Aim: Write out the entries below once more, exactly, with the pictures left out.

BEGIN Supplied information

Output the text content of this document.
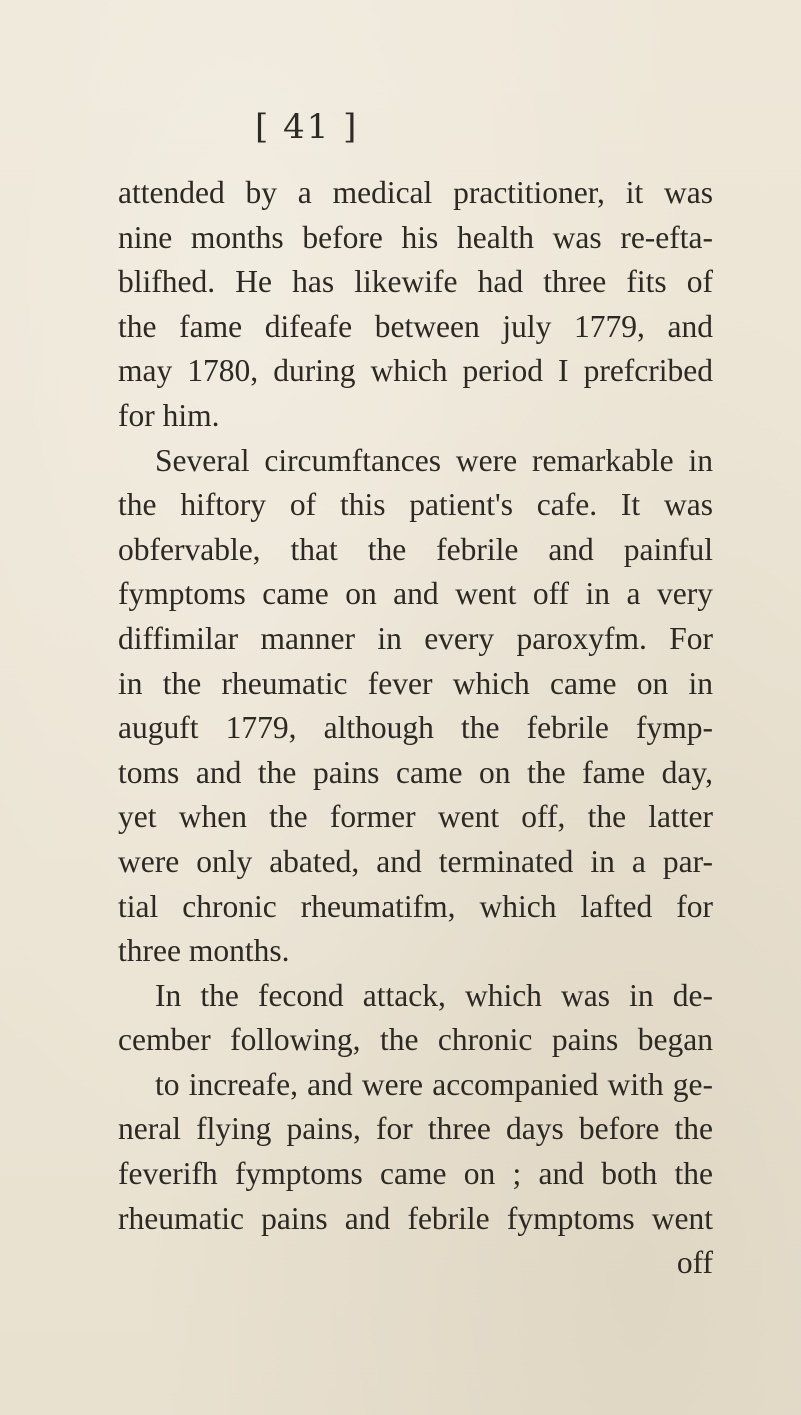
[ 41 ]
attended by a medical practitioner, it was
nine months before his health was re-efta-
blifhed. He has likewife had three fits of
the fame difeafe between july 1779, and
may 1780, during which period I prefcribed
for him.
Several circumftances were remarkable in
the hiftory of this patient's cafe. It was
obfervable, that the febrile and painful
fymptoms came on and went off in a very
diffimilar manner in every paroxyfm. For
in the rheumatic fever which came on in
auguft 1779, although the febrile fymp-
toms and the pains came on the fame day,
yet when the former went off, the latter
were only abated, and terminated in a par-
tial chronic rheumatifm, which lafted for
three months.
In the fecond attack, which was in de-
cember following, the chronic pains began
to increafe, and were accompanied with ge-
neral flying pains, for three days before the
feverifh fymptoms came on ; and both the
rheumatic pains and febrile fymptoms went
off
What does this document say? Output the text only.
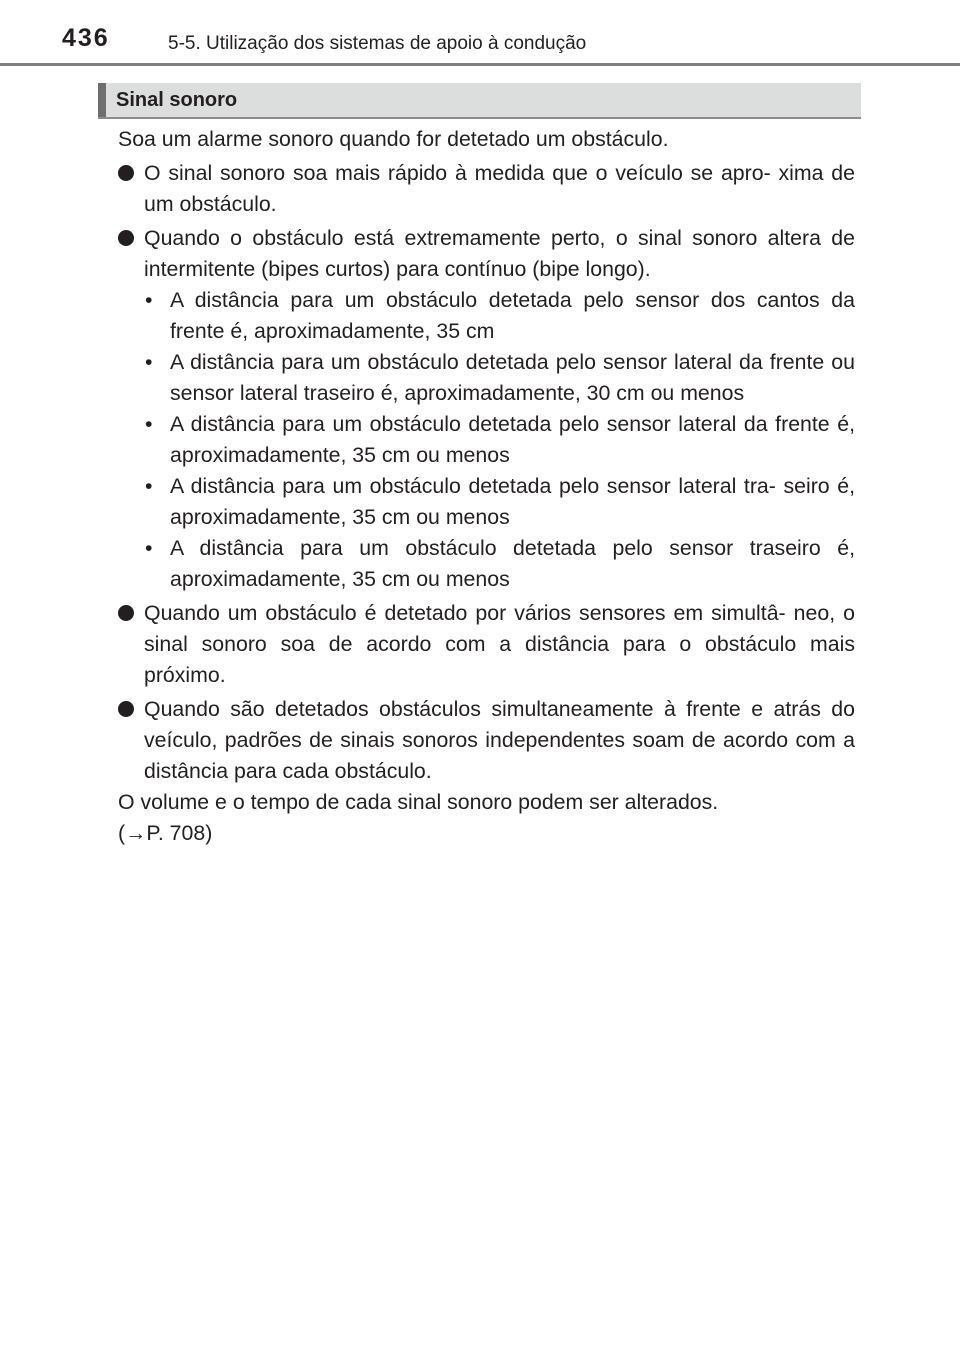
436	5-5. Utilização dos sistemas de apoio à condução
Sinal sonoro

Soa um alarme sonoro quando for detetado um obstáculo.

O sinal sonoro soa mais rápido à medida que o veículo se apro- xima de um obstáculo.
Quando o obstáculo está extremamente perto, o sinal sonoro altera de intermitente (bipes curtos) para contínuo (bipe longo).
• A distância para um obstáculo detetada pelo sensor dos cantos da frente é, aproximadamente, 35 cm
• A distância para um obstáculo detetada pelo sensor lateral da frente ou sensor lateral traseiro é, aproximadamente, 30 cm ou menos
• A distância para um obstáculo detetada pelo sensor lateral da frente é, aproximadamente, 35 cm ou menos
• A distância para um obstáculo detetada pelo sensor lateral tra- seiro é, aproximadamente, 35 cm ou menos
• A distância para um obstáculo detetada pelo sensor traseiro é, aproximadamente, 35 cm ou menos
Quando um obstáculo é detetado por vários sensores em simultâ- neo, o sinal sonoro soa de acordo com a distância para o obstáculo mais próximo.
Quando são detetados obstáculos simultaneamente à frente e atrás do veículo, padrões de sinais sonoros independentes soam de acordo com a distância para cada obstáculo.

O volume e o tempo de cada sinal sonoro podem ser alterados.
(→P. 708)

END Supplied information

Solution to this task:
Output the text content of this document.
[ 41 ]
attended by a medical practitioner, it was
nine months before his health was re-efta-
blifhed. He has likewife had three fits of
the fame difeafe between july 1779, and
may 1780, during which period I prefcribed
for him.
Several circumftances were remarkable in
the hiftory of this patient's cafe. It was
obfervable, that the febrile and painful
fymptoms came on and went off in a very
diffimilar manner in every paroxyfm. For
in the rheumatic fever which came on in
auguft 1779, although the febrile fymp-
toms and the pains came on the fame day,
yet when the former went off, the latter
were only abated, and terminated in a par-
tial chronic rheumatifm, which lafted for
three months.
In the fecond attack, which was in de-
cember following, the chronic pains began
to increafe, and were accompanied with ge-
neral flying pains, for three days before the
feverifh fymptoms came on ; and both the
rheumatic pains and febrile fymptoms went
off
What does this document say? Output the text only.
436	5-5. Utilização dos sistemas de apoio à condução
Sinal sonoro

Soa um alarme sonoro quando for detetado um obstáculo.

O sinal sonoro soa mais rápido à medida que o veículo se apro- xima de um obstáculo.
Quando o obstáculo está extremamente perto, o sinal sonoro altera de intermitente (bipes curtos) para contínuo (bipe longo).
• A distância para um obstáculo detetada pelo sensor dos cantos da frente é, aproximadamente, 35 cm
• A distância para um obstáculo detetada pelo sensor lateral da frente ou sensor lateral traseiro é, aproximadamente, 30 cm ou menos
• A distância para um obstáculo detetada pelo sensor lateral da frente é, aproximadamente, 35 cm ou menos
• A distância para um obstáculo detetada pelo sensor lateral tra- seiro é, aproximadamente, 35 cm ou menos
• A distância para um obstáculo detetada pelo sensor traseiro é, aproximadamente, 35 cm ou menos
Quando um obstáculo é detetado por vários sensores em simultâ- neo, o sinal sonoro soa de acordo com a distância para o obstáculo mais próximo.
Quando são detetados obstáculos simultaneamente à frente e atrás do veículo, padrões de sinais sonoros independentes soam de acordo com a distância para cada obstáculo.

O volume e o tempo de cada sinal sonoro podem ser alterados.
(→P. 708)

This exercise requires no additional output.